# [The exercise]
Go through the entries one line at a time, and gather every line that has the word "энергосбережения".

start Dataset extract

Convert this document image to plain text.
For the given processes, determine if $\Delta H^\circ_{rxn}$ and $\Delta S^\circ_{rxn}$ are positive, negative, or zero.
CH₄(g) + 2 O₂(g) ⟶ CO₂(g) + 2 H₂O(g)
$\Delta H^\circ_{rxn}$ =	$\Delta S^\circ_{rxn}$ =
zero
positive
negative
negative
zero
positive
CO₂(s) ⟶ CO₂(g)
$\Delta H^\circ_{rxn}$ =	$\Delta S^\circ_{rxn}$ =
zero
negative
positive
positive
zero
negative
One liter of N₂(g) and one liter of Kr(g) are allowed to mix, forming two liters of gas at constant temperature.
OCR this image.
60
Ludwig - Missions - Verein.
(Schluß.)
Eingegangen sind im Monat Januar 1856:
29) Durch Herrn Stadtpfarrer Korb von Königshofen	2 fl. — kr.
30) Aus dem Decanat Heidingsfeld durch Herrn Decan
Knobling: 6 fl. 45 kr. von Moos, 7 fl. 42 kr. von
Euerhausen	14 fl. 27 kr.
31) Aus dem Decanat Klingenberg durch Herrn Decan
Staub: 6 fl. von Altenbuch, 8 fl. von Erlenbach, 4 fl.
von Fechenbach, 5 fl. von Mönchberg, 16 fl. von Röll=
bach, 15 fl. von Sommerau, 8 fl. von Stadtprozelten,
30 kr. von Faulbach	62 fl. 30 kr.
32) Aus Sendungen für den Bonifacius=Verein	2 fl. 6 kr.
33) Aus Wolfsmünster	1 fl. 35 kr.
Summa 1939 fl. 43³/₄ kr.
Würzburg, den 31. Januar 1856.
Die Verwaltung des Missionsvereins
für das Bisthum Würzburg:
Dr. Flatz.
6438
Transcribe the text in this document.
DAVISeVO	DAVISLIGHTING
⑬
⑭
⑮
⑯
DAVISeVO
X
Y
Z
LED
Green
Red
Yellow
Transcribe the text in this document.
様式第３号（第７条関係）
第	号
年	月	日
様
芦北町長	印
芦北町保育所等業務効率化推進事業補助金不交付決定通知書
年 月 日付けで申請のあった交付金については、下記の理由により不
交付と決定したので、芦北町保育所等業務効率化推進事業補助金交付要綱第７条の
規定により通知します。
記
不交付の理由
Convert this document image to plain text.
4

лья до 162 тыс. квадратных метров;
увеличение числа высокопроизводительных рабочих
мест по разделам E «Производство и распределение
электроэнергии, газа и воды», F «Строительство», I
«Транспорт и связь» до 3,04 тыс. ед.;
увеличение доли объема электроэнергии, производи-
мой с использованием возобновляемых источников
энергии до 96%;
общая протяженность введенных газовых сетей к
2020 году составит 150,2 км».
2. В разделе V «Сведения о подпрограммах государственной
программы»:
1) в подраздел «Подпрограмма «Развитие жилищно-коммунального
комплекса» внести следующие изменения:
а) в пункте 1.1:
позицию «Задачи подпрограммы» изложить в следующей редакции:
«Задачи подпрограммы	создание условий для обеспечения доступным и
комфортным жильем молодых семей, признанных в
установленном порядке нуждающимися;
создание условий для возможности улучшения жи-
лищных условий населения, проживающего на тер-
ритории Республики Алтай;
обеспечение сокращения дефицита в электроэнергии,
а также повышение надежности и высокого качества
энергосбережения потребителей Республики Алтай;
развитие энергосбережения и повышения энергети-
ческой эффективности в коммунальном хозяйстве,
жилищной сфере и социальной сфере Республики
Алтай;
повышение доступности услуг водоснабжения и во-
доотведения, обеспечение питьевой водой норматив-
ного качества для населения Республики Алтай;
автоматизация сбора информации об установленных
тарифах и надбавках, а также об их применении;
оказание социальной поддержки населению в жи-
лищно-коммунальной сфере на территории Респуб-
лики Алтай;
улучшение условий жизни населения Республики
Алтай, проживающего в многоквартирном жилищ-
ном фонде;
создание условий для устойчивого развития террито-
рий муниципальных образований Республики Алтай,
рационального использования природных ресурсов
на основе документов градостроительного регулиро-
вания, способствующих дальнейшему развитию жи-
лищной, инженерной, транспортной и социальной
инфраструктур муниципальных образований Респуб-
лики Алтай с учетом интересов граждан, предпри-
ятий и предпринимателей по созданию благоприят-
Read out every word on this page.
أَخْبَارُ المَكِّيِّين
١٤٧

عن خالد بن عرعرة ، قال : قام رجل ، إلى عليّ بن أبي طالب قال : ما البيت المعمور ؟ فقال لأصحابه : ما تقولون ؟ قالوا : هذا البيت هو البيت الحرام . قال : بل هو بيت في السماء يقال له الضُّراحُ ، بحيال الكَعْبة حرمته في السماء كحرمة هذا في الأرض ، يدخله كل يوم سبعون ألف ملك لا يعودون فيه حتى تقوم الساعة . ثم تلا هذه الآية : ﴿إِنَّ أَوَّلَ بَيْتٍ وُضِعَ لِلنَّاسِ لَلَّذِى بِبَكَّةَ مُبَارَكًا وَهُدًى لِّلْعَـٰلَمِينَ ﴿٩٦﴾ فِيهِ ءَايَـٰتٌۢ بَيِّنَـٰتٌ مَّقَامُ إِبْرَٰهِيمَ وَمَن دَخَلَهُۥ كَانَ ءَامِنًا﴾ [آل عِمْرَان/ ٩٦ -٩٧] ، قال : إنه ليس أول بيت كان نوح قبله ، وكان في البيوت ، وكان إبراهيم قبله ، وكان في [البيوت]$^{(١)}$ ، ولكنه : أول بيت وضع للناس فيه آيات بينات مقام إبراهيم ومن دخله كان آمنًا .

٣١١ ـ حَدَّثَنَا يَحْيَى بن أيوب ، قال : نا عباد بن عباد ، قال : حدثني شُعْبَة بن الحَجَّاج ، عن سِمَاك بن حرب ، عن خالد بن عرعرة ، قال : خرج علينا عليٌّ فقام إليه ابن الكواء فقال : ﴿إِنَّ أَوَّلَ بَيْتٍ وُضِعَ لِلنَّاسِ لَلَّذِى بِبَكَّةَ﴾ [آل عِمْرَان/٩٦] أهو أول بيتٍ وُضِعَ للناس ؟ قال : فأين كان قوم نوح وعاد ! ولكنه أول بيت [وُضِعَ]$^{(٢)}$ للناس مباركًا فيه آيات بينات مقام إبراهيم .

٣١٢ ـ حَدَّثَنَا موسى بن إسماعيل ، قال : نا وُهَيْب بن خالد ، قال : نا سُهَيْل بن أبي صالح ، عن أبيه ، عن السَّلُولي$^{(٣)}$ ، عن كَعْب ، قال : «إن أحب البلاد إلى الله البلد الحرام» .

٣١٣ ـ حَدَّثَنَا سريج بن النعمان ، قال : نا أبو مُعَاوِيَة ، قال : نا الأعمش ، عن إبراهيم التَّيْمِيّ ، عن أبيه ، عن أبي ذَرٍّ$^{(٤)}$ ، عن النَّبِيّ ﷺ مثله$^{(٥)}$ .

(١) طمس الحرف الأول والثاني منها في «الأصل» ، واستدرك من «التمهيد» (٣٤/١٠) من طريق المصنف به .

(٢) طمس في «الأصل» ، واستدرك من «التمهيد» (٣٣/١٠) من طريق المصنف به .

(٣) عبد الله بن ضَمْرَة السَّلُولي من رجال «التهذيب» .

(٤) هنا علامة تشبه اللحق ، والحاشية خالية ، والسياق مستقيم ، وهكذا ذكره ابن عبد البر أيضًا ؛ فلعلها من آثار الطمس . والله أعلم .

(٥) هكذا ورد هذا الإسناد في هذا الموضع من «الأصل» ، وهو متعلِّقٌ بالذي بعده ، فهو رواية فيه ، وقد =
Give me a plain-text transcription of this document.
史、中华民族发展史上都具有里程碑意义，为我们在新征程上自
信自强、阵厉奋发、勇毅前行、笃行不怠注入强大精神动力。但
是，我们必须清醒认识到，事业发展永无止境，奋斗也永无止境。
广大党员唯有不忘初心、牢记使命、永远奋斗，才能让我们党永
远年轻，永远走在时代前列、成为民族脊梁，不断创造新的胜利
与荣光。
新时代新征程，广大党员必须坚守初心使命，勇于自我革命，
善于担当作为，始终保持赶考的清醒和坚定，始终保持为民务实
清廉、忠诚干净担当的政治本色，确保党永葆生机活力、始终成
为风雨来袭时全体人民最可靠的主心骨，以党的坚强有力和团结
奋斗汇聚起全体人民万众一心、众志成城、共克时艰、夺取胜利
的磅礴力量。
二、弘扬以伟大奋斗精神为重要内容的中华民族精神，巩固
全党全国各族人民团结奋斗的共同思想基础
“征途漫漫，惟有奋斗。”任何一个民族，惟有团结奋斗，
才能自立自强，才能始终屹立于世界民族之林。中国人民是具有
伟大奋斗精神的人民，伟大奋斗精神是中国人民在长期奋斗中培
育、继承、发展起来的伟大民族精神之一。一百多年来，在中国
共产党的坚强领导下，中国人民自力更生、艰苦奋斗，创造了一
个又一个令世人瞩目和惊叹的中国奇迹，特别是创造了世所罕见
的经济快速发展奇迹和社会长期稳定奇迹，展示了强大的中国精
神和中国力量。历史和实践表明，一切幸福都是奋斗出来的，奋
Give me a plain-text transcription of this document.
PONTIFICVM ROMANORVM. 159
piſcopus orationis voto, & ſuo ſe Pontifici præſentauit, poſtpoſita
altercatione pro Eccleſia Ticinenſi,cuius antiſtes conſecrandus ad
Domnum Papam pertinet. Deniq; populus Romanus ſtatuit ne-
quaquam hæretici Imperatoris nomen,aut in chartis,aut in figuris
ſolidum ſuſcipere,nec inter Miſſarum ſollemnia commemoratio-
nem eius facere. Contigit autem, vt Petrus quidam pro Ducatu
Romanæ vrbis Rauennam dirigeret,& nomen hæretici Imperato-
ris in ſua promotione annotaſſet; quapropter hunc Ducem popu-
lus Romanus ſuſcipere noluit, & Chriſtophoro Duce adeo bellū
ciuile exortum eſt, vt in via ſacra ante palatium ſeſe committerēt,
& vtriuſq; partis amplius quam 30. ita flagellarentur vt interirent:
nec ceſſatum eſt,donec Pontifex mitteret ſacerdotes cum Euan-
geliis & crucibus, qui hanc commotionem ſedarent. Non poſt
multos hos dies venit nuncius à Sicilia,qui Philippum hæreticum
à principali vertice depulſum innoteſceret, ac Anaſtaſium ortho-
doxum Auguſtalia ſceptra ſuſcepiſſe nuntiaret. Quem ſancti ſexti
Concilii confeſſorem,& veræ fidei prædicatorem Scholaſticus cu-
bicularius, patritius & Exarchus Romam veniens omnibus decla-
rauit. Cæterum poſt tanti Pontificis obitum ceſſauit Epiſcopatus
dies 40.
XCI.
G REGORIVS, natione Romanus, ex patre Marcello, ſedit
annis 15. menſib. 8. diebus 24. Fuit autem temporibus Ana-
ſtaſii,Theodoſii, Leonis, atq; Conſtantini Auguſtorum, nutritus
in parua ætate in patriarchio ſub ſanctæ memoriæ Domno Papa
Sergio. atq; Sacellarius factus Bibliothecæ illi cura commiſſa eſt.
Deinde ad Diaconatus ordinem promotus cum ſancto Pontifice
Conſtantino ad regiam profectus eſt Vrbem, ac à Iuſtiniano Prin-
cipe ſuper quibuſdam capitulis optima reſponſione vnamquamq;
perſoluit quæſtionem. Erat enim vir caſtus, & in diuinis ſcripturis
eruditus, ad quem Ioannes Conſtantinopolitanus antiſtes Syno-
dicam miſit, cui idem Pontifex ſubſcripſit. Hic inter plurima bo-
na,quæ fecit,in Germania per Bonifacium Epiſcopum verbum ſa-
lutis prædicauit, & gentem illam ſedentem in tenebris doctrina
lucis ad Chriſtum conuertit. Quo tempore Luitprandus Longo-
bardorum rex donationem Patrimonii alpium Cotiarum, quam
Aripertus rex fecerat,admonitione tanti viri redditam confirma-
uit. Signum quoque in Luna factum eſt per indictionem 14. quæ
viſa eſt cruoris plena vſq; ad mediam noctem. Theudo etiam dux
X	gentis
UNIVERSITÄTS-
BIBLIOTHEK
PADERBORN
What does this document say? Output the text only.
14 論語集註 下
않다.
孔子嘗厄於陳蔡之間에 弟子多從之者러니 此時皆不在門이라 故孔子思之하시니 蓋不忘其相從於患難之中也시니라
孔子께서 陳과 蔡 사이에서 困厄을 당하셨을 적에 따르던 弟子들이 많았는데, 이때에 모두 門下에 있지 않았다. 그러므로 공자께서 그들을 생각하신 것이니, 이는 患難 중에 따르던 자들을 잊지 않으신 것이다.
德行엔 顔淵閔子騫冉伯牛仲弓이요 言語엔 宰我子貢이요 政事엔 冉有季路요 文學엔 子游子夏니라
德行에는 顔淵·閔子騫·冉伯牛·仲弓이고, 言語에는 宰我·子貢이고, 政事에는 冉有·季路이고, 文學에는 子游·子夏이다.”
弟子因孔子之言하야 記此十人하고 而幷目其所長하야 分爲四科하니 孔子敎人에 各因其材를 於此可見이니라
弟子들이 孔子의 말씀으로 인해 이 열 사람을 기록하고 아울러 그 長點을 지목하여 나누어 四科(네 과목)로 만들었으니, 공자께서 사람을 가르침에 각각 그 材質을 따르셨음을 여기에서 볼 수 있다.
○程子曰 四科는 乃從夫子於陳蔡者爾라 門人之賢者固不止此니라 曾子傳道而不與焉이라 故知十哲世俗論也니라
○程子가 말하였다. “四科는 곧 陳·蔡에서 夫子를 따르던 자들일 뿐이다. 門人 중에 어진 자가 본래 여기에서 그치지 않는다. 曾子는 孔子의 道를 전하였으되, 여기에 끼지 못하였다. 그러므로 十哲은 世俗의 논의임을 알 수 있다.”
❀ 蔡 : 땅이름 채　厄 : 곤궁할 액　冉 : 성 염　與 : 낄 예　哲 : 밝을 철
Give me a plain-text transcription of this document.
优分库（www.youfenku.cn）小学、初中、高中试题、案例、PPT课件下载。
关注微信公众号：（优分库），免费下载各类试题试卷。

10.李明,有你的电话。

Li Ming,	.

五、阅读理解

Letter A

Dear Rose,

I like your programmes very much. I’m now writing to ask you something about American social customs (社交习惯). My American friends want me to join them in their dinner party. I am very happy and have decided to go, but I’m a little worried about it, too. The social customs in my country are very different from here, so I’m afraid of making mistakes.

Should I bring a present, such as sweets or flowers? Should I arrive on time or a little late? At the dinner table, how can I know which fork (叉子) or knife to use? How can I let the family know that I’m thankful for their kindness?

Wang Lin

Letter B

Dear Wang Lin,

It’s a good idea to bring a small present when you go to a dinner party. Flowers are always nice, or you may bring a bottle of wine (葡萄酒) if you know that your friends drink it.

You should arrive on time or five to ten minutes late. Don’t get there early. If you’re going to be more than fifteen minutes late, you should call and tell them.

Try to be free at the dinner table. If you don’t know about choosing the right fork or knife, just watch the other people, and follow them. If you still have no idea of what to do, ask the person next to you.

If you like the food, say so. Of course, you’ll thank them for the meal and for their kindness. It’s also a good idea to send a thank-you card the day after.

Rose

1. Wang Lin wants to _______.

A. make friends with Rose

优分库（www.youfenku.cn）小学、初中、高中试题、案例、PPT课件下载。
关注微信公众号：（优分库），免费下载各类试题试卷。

end Dataset extract

# [Response to this exercise]
энергосбережения потребителей Республики Алтай;
развитие энергосбережения и повышения энергети-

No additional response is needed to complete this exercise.